§ **Work to do**
Copy out every one of the following lines exactly as they appear, leaving the pictures out of your copy.

☆ ☆ ☆ ☆

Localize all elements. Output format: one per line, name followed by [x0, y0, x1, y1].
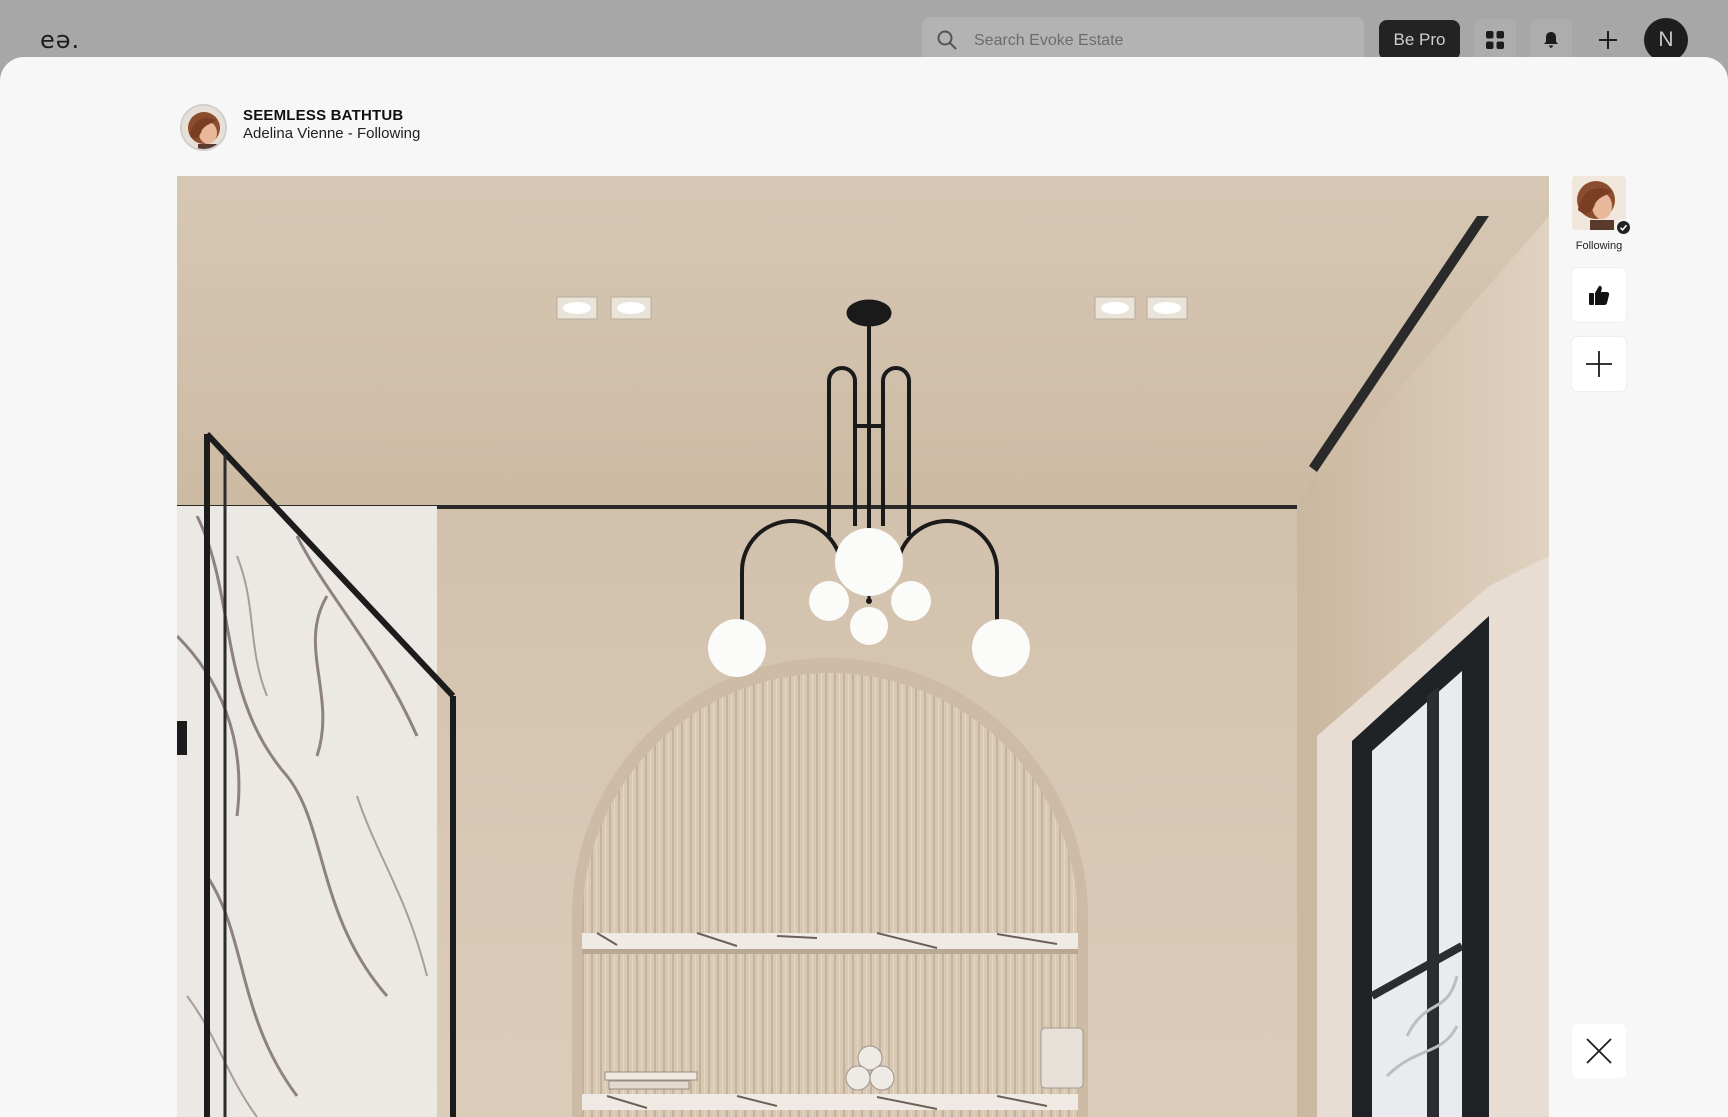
plus-icon — [1586, 351, 1612, 377]
bathroom-render-image — [177, 176, 1549, 1117]
post-modal: SEEMLESS BATHTUB Adelina Vienne - Follow… — [0, 57, 1728, 1117]
verified-check-icon — [1615, 219, 1632, 236]
search-icon — [937, 30, 957, 50]
author-avatar[interactable] — [180, 104, 227, 151]
user-avatar[interactable]: N — [1644, 18, 1688, 62]
apps-button[interactable] — [1474, 19, 1516, 61]
plus-icon — [1599, 31, 1617, 49]
like-button[interactable] — [1572, 268, 1626, 322]
add-to-collection-button[interactable] — [1572, 337, 1626, 391]
following-label[interactable]: Following — [1567, 240, 1631, 252]
site-logo[interactable]: eə. — [40, 26, 80, 54]
close-modal-button[interactable] — [1572, 1024, 1626, 1078]
bell-icon — [1544, 32, 1558, 48]
notifications-button[interactable] — [1530, 19, 1572, 61]
author-portrait-image — [182, 106, 225, 149]
post-image[interactable] — [177, 176, 1549, 1117]
post-title: SEEMLESS BATHTUB — [243, 107, 404, 124]
close-icon — [1586, 1038, 1612, 1064]
post-author-line[interactable]: Adelina Vienne - Following — [243, 125, 420, 142]
thumbs-up-icon — [1589, 285, 1610, 305]
create-button[interactable] — [1587, 19, 1629, 61]
be-pro-button[interactable]: Be Pro — [1379, 20, 1460, 60]
apps-grid-icon — [1486, 31, 1504, 49]
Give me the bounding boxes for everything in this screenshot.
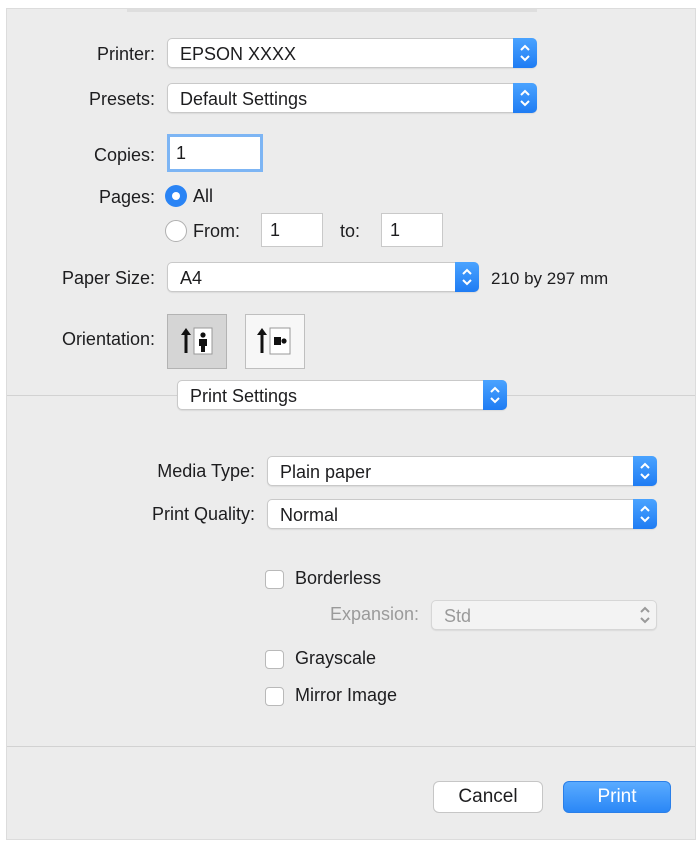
pages-all-label: All	[193, 186, 214, 206]
grayscale-checkbox[interactable]	[265, 650, 284, 669]
portrait-person-icon	[181, 327, 213, 355]
copies-label: Copies:	[93, 145, 155, 165]
pages-all-radio[interactable]	[165, 185, 187, 207]
cancel-button[interactable]: Cancel	[433, 781, 543, 813]
dialog-top-edge	[127, 9, 537, 12]
mirror-image-label: Mirror Image	[295, 685, 398, 705]
media-type-popup[interactable]: Plain paper	[267, 456, 657, 486]
bottom-separator	[7, 746, 695, 747]
panel-menu-value: Print Settings	[190, 386, 298, 406]
orientation-landscape-button[interactable]	[245, 314, 305, 369]
up-down-arrows-icon	[513, 83, 537, 113]
mirror-image-checkbox[interactable]	[265, 687, 284, 706]
presets-popup[interactable]: Default Settings	[167, 83, 537, 113]
up-down-arrows-icon	[455, 262, 479, 292]
orientation-label: Orientation:	[61, 329, 155, 349]
print-quality-popup[interactable]: Normal	[267, 499, 657, 529]
landscape-person-icon	[257, 327, 291, 355]
expansion-label: Expansion:	[329, 604, 419, 624]
media-type-label: Media Type:	[157, 461, 255, 481]
expansion-popup[interactable]: Std	[431, 600, 657, 630]
pages-from-label: From:	[193, 221, 240, 241]
expansion-value: Std	[444, 606, 472, 626]
paper-size-dimensions: 210 by 297 mm	[491, 269, 609, 288]
print-dialog: Printer: EPSON XXXX Presets: Default Set…	[6, 8, 696, 840]
grayscale-label: Grayscale	[295, 648, 377, 668]
print-button[interactable]: Print	[563, 781, 671, 813]
media-type-value: Plain paper	[280, 462, 372, 482]
printer-popup[interactable]: EPSON XXXX	[167, 38, 537, 68]
borderless-checkbox[interactable]	[265, 570, 284, 589]
printer-value: EPSON XXXX	[180, 44, 297, 64]
up-down-arrows-icon	[513, 38, 537, 68]
up-down-arrows-icon	[483, 380, 507, 410]
presets-value: Default Settings	[180, 89, 308, 109]
copies-field[interactable]: 1	[167, 134, 263, 172]
paper-size-label: Paper Size:	[61, 268, 155, 288]
up-down-arrows-icon	[633, 456, 657, 486]
up-down-arrows-icon	[633, 600, 657, 630]
pages-to-value: 1	[390, 220, 401, 240]
pages-from-radio[interactable]	[165, 220, 187, 242]
orientation-portrait-button[interactable]	[167, 314, 227, 369]
pages-from-field[interactable]: 1	[261, 213, 323, 247]
pages-to-label: to:	[340, 221, 361, 241]
up-down-arrows-icon	[633, 499, 657, 529]
print-quality-value: Normal	[280, 505, 339, 525]
paper-size-value: A4	[180, 268, 203, 288]
pages-from-value: 1	[270, 220, 281, 240]
pages-label: Pages:	[98, 187, 155, 207]
panel-menu-popup[interactable]: Print Settings	[177, 380, 507, 410]
printer-label: Printer:	[96, 44, 155, 64]
paper-size-popup[interactable]: A4	[167, 262, 479, 292]
borderless-label: Borderless	[295, 568, 382, 588]
print-quality-label: Print Quality:	[151, 504, 255, 524]
presets-label: Presets:	[88, 89, 155, 109]
copies-value: 1	[176, 143, 187, 163]
pages-to-field[interactable]: 1	[381, 213, 443, 247]
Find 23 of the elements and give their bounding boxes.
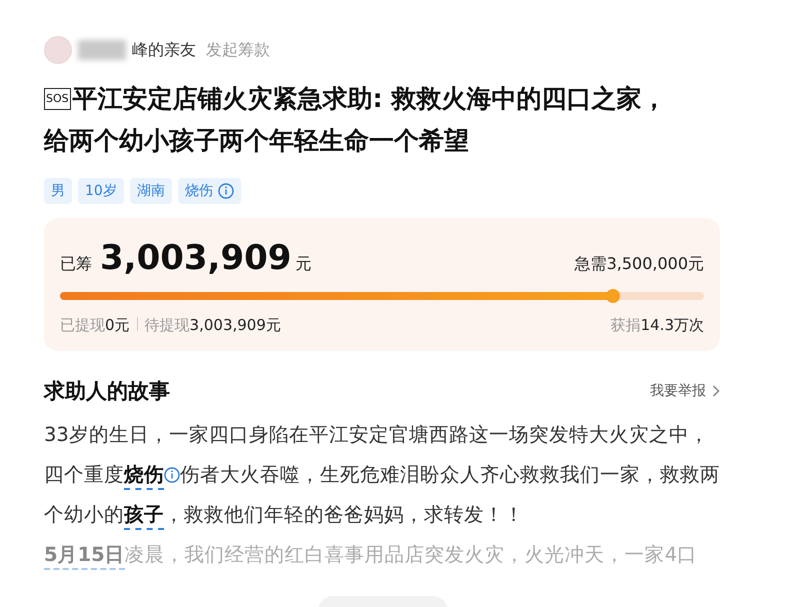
story-paragraph: 5月15日凌晨，我们经营的红白喜事用品店突发火灾，火光冲天，一家4口 [44,535,720,575]
tag: 男 [44,178,72,204]
tag: 湖南 [130,178,172,204]
raised-unit: 元 [295,254,312,273]
report-link[interactable]: 我要举报 [650,382,720,400]
withdrawn-stat: 已提现0元 [60,316,130,334]
chevron-icon [712,385,720,397]
target-amount: 急需3,500,000元 [574,254,704,275]
raised-label: 已筹 [60,254,92,273]
organizer-name: 峰的亲友 [132,40,196,60]
section-heading: 求助人的故事 [44,378,170,405]
tag: 10岁 [78,178,124,204]
tag: 烧伤 [178,178,241,204]
info-icon[interactable] [218,183,234,199]
donations-stat: 获捐14.3万次 [610,316,704,335]
raised-amount: 3,003,909 [100,238,292,278]
info-icon[interactable] [164,467,180,483]
avatar [44,36,72,64]
story-paragraph: 33岁的生日，一家四口身陷在平江安定官塘西路这一场突发特大火灾之中，四个重度烧伤伤者大火吞噬，生死危难泪盼众人齐心救救我们一家，救救两个幼小的孩子，救救他们年轻的爸爸妈妈，求转发！！ [44,415,720,535]
pending-stat: 待提现3,003,909元 [144,316,281,334]
sos-badge: SOS [44,88,71,110]
organizer-action: 发起筹款 [206,40,270,60]
blurred-name [78,40,126,60]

☆ ☆ ☆ ☆

§ **Solution for this problem**
Localize all elements. Output format: one per line, name followed by [x0, y0, x1, y1].
plus-icon — [1586, 351, 1612, 377]
bathroom-render-image — [177, 176, 1549, 1117]
post-modal: SEEMLESS BATHTUB Adelina Vienne - Follow… — [0, 57, 1728, 1117]
verified-check-icon — [1615, 219, 1632, 236]
search-icon — [937, 30, 957, 50]
author-avatar[interactable] — [180, 104, 227, 151]
user-avatar[interactable]: N — [1644, 18, 1688, 62]
apps-button[interactable] — [1474, 19, 1516, 61]
plus-icon — [1599, 31, 1617, 49]
like-button[interactable] — [1572, 268, 1626, 322]
add-to-collection-button[interactable] — [1572, 337, 1626, 391]
following-label[interactable]: Following — [1567, 240, 1631, 252]
site-logo[interactable]: eə. — [40, 26, 80, 54]
close-modal-button[interactable] — [1572, 1024, 1626, 1078]
bell-icon — [1544, 32, 1558, 48]
notifications-button[interactable] — [1530, 19, 1572, 61]
author-portrait-image — [182, 106, 225, 149]
post-image[interactable] — [177, 176, 1549, 1117]
post-title: SEEMLESS BATHTUB — [243, 107, 404, 124]
close-icon — [1586, 1038, 1612, 1064]
post-author-line[interactable]: Adelina Vienne - Following — [243, 125, 420, 142]
thumbs-up-icon — [1589, 285, 1610, 305]
create-button[interactable] — [1587, 19, 1629, 61]
be-pro-button[interactable]: Be Pro — [1379, 20, 1460, 60]
apps-grid-icon — [1486, 31, 1504, 49]
Give me the bounding boxes for everything in this screenshot.
pages-all-label: All	[193, 186, 214, 206]
grayscale-checkbox[interactable]	[265, 650, 284, 669]
portrait-person-icon	[181, 327, 213, 355]
copies-label: Copies:	[93, 145, 155, 165]
pages-all-radio[interactable]	[165, 185, 187, 207]
cancel-button[interactable]: Cancel	[433, 781, 543, 813]
dialog-top-edge	[127, 9, 537, 12]
mirror-image-label: Mirror Image	[295, 685, 398, 705]
media-type-popup[interactable]: Plain paper	[267, 456, 657, 486]
bottom-separator	[7, 746, 695, 747]
panel-menu-value: Print Settings	[190, 386, 298, 406]
orientation-landscape-button[interactable]	[245, 314, 305, 369]
up-down-arrows-icon	[513, 83, 537, 113]
mirror-image-checkbox[interactable]	[265, 687, 284, 706]
presets-popup[interactable]: Default Settings	[167, 83, 537, 113]
up-down-arrows-icon	[455, 262, 479, 292]
orientation-label: Orientation:	[61, 329, 155, 349]
print-quality-popup[interactable]: Normal	[267, 499, 657, 529]
landscape-person-icon	[257, 327, 291, 355]
expansion-label: Expansion:	[329, 604, 419, 624]
media-type-label: Media Type:	[157, 461, 255, 481]
expansion-popup[interactable]: Std	[431, 600, 657, 630]
pages-from-label: From:	[193, 221, 240, 241]
expansion-value: Std	[444, 606, 472, 626]
paper-size-dimensions: 210 by 297 mm	[491, 269, 609, 288]
print-dialog: Printer: EPSON XXXX Presets: Default Set…	[6, 8, 696, 840]
grayscale-label: Grayscale	[295, 648, 377, 668]
print-button[interactable]: Print	[563, 781, 671, 813]
media-type-value: Plain paper	[280, 462, 372, 482]
printer-popup[interactable]: EPSON XXXX	[167, 38, 537, 68]
borderless-checkbox[interactable]	[265, 570, 284, 589]
printer-value: EPSON XXXX	[180, 44, 297, 64]
up-down-arrows-icon	[513, 38, 537, 68]
up-down-arrows-icon	[483, 380, 507, 410]
presets-value: Default Settings	[180, 89, 308, 109]
copies-field[interactable]: 1	[167, 134, 263, 172]
paper-size-label: Paper Size:	[61, 268, 155, 288]
up-down-arrows-icon	[633, 456, 657, 486]
up-down-arrows-icon	[633, 600, 657, 630]
pages-to-value: 1	[390, 220, 401, 240]
pages-from-radio[interactable]	[165, 220, 187, 242]
orientation-portrait-button[interactable]	[167, 314, 227, 369]
pages-from-field[interactable]: 1	[261, 213, 323, 247]
pages-to-label: to:	[340, 221, 361, 241]
up-down-arrows-icon	[633, 499, 657, 529]
print-quality-value: Normal	[280, 505, 339, 525]
paper-size-value: A4	[180, 268, 203, 288]
pages-from-value: 1	[270, 220, 281, 240]
pages-label: Pages:	[98, 187, 155, 207]
panel-menu-popup[interactable]: Print Settings	[177, 380, 507, 410]
printer-label: Printer:	[96, 44, 155, 64]
paper-size-popup[interactable]: A4	[167, 262, 479, 292]
borderless-label: Borderless	[295, 568, 382, 588]
print-quality-label: Print Quality:	[151, 504, 255, 524]
presets-label: Presets:	[88, 89, 155, 109]
copies-value: 1	[176, 143, 187, 163]
pages-to-field[interactable]: 1	[381, 213, 443, 247]
Find 23 of the elements and give their bounding boxes.
story-paragraph: 5月15日凌晨，我们经营的红白喜事用品店突发火灾，火光冲天，一家4口 [44,535,720,575]
tag: 男 [44,178,72,204]
tag: 湖南 [130,178,172,204]
raised-unit: 元 [295,254,312,273]
report-link[interactable]: 我要举报 [650,382,720,400]
withdrawn-stat: 已提现0元 [60,316,130,334]
chevron-icon [712,385,720,397]
target-amount: 急需3,500,000元 [574,254,704,275]
raised-label: 已筹 [60,254,92,273]
organizer-name: 峰的亲友 [132,40,196,60]
section-heading: 求助人的故事 [44,378,170,405]
tag: 10岁 [78,178,124,204]
tag: 烧伤 [178,178,241,204]
info-icon[interactable] [218,183,234,199]
donations-stat: 获捐14.3万次 [610,316,704,335]
raised-amount: 3,003,909 [100,238,292,278]
info-icon[interactable] [164,467,180,483]
avatar [44,36,72,64]
story-paragraph: 33岁的生日，一家四口身陷在平江安定官塘西路这一场突发特大火灾之中，四个重度烧伤伤者大火吞噬，生死危难泪盼众人齐心救救我们一家，救救两个幼小的孩子，救救他们年轻的爸爸妈妈，求转发！！ [44,415,720,535]
pending-stat: 待提现3,003,909元 [144,316,281,334]
sos-badge: SOS [44,88,71,110]
organizer-action: 发起筹款 [206,40,270,60]
blurred-name [78,40,126,60]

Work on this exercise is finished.